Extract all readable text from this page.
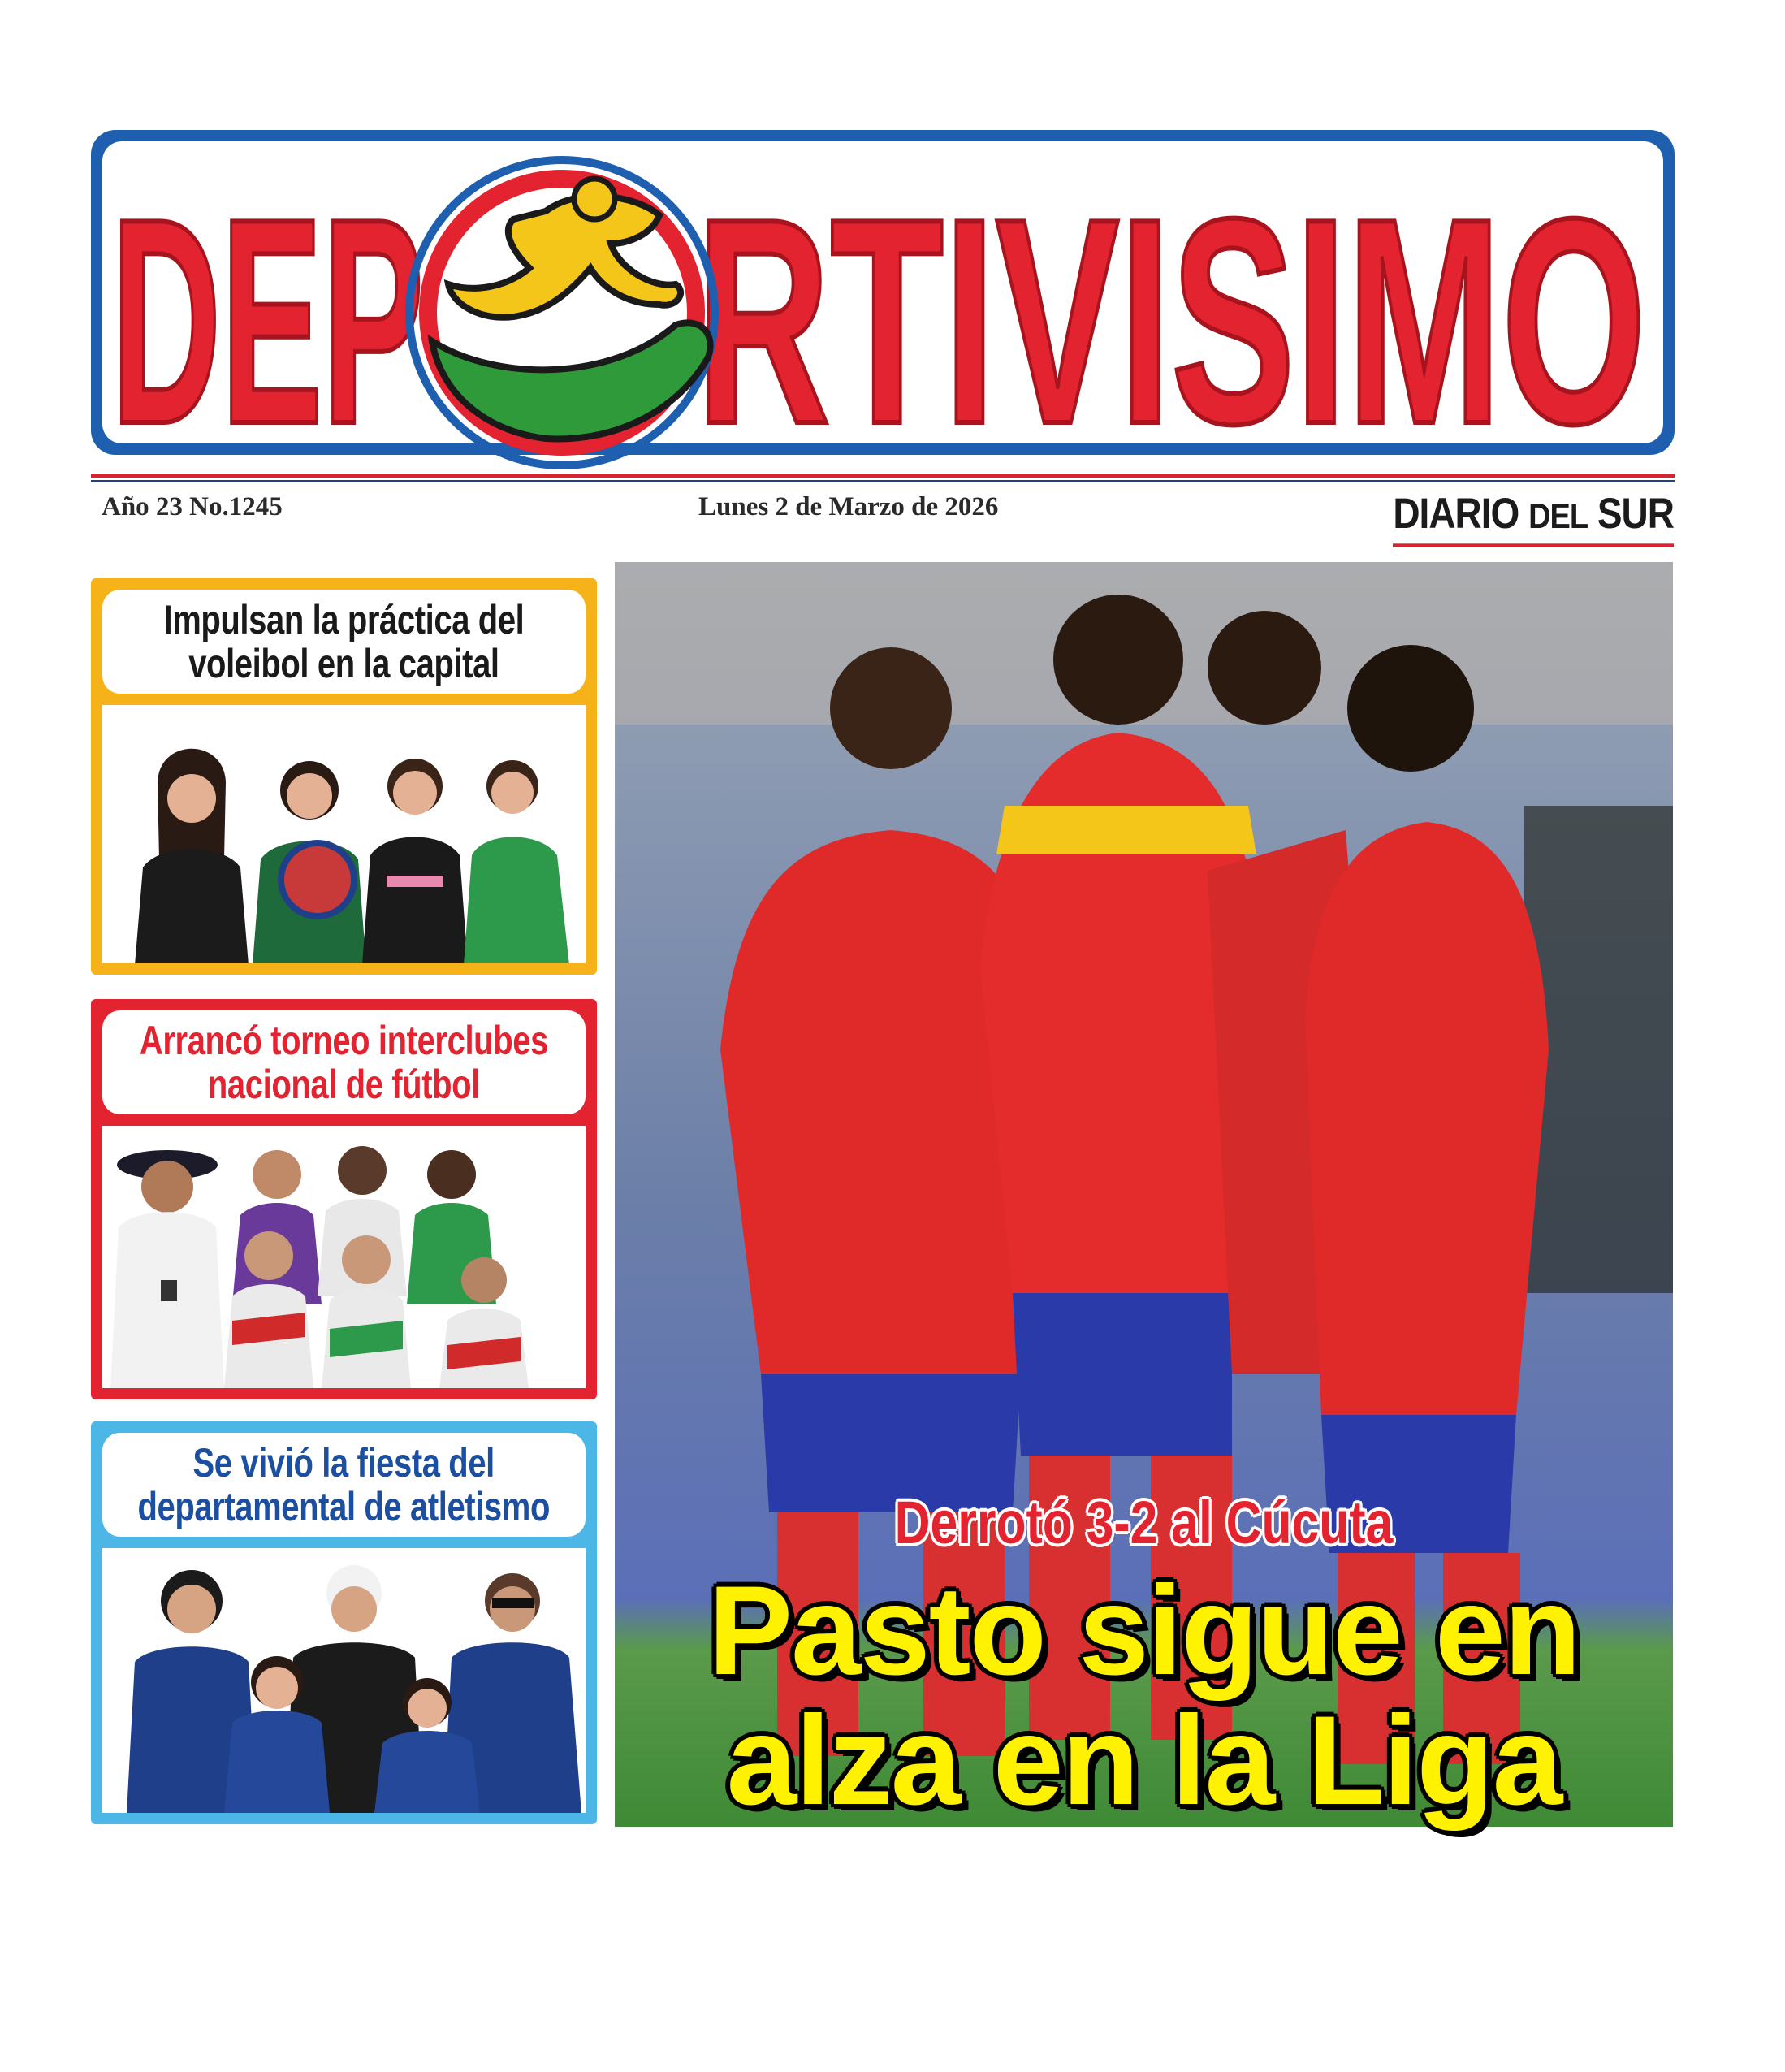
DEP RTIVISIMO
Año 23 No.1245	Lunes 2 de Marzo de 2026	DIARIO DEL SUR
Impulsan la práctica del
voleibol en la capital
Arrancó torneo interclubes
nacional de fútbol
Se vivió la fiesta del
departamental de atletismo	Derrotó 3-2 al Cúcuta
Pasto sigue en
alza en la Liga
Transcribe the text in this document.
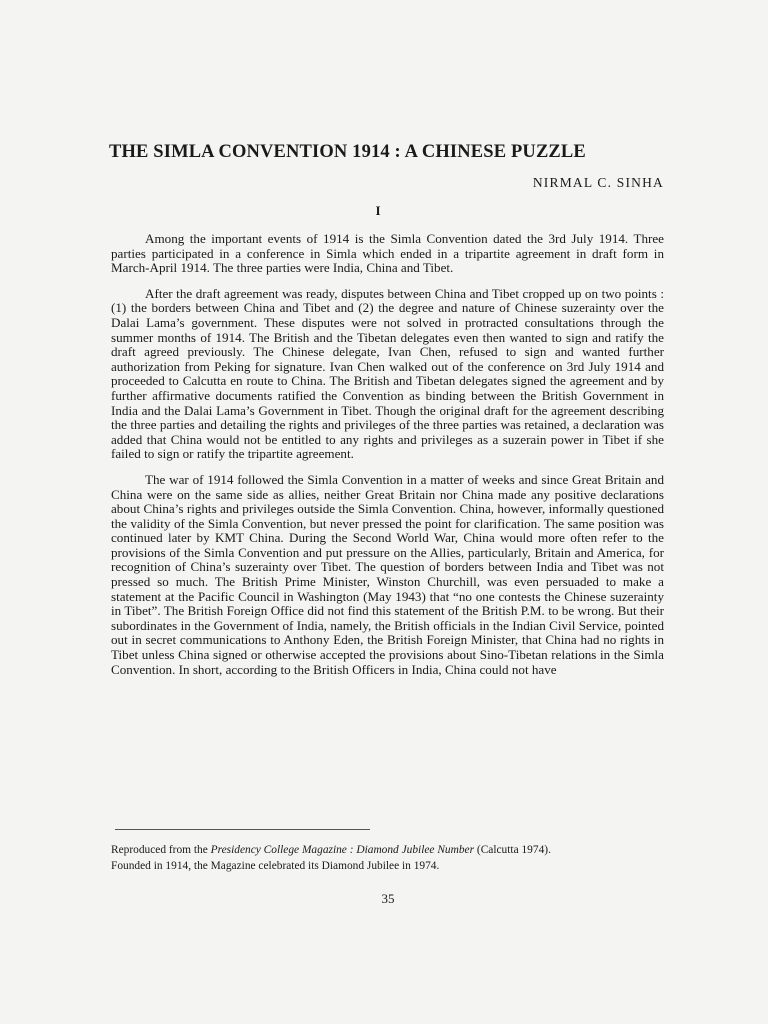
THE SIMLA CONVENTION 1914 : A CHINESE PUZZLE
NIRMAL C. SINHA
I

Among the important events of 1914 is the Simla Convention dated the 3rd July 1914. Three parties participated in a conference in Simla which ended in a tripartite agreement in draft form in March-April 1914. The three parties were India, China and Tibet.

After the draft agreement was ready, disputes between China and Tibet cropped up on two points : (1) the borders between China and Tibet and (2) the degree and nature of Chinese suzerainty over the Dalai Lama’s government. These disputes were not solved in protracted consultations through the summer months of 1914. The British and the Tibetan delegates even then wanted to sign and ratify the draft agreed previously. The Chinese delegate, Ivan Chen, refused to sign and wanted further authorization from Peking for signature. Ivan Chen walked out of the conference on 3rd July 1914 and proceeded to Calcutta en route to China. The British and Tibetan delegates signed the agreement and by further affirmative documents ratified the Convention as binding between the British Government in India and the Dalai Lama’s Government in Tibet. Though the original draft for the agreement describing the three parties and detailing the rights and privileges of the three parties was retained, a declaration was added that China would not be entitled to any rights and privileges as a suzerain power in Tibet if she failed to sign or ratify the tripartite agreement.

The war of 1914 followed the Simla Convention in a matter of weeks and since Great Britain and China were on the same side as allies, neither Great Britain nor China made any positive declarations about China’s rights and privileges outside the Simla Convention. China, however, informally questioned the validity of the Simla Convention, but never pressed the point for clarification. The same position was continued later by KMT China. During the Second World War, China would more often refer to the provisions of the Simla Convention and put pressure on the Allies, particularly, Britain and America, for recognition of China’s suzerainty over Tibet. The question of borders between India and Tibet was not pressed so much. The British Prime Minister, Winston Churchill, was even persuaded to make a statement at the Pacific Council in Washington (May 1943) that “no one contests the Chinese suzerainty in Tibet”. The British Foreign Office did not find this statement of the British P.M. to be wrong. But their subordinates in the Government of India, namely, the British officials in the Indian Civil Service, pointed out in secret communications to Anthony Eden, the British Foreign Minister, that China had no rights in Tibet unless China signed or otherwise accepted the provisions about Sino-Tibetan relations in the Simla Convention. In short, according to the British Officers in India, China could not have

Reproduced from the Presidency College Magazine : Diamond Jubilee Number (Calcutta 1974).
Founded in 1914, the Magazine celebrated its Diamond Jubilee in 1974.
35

- [PROBLEM REQUIREMENTS] Leaving aside the images, write out the entries above word for word.

- [TASK RESPONSE]
Extract all readable text from this page.
DEP RTIVISIMO
Año 23 No.1245	Lunes 2 de Marzo de 2026	DIARIO DEL SUR
Impulsan la práctica del
voleibol en la capital
Arrancó torneo interclubes
nacional de fútbol
Se vivió la fiesta del
departamental de atletismo	Derrotó 3-2 al Cúcuta
Pasto sigue en
alza en la Liga
Transcribe the text in this document.
THE SIMLA CONVENTION 1914 : A CHINESE PUZZLE
NIRMAL C. SINHA
I

Among the important events of 1914 is the Simla Convention dated the 3rd July 1914. Three parties participated in a conference in Simla which ended in a tripartite agreement in draft form in March-April 1914. The three parties were India, China and Tibet.

After the draft agreement was ready, disputes between China and Tibet cropped up on two points : (1) the borders between China and Tibet and (2) the degree and nature of Chinese suzerainty over the Dalai Lama’s government. These disputes were not solved in protracted consultations through the summer months of 1914. The British and the Tibetan delegates even then wanted to sign and ratify the draft agreed previously. The Chinese delegate, Ivan Chen, refused to sign and wanted further authorization from Peking for signature. Ivan Chen walked out of the conference on 3rd July 1914 and proceeded to Calcutta en route to China. The British and Tibetan delegates signed the agreement and by further affirmative documents ratified the Convention as binding between the British Government in India and the Dalai Lama’s Government in Tibet. Though the original draft for the agreement describing the three parties and detailing the rights and privileges of the three parties was retained, a declaration was added that China would not be entitled to any rights and privileges as a suzerain power in Tibet if she failed to sign or ratify the tripartite agreement.

The war of 1914 followed the Simla Convention in a matter of weeks and since Great Britain and China were on the same side as allies, neither Great Britain nor China made any positive declarations about China’s rights and privileges outside the Simla Convention. China, however, informally questioned the validity of the Simla Convention, but never pressed the point for clarification. The same position was continued later by KMT China. During the Second World War, China would more often refer to the provisions of the Simla Convention and put pressure on the Allies, particularly, Britain and America, for recognition of China’s suzerainty over Tibet. The question of borders between India and Tibet was not pressed so much. The British Prime Minister, Winston Churchill, was even persuaded to make a statement at the Pacific Council in Washington (May 1943) that “no one contests the Chinese suzerainty in Tibet”. The British Foreign Office did not find this statement of the British P.M. to be wrong. But their subordinates in the Government of India, namely, the British officials in the Indian Civil Service, pointed out in secret communications to Anthony Eden, the British Foreign Minister, that China had no rights in Tibet unless China signed or otherwise accepted the provisions about Sino-Tibetan relations in the Simla Convention. In short, according to the British Officers in India, China could not have

Reproduced from the Presidency College Magazine : Diamond Jubilee Number (Calcutta 1974).
Founded in 1914, the Magazine celebrated its Diamond Jubilee in 1974.
35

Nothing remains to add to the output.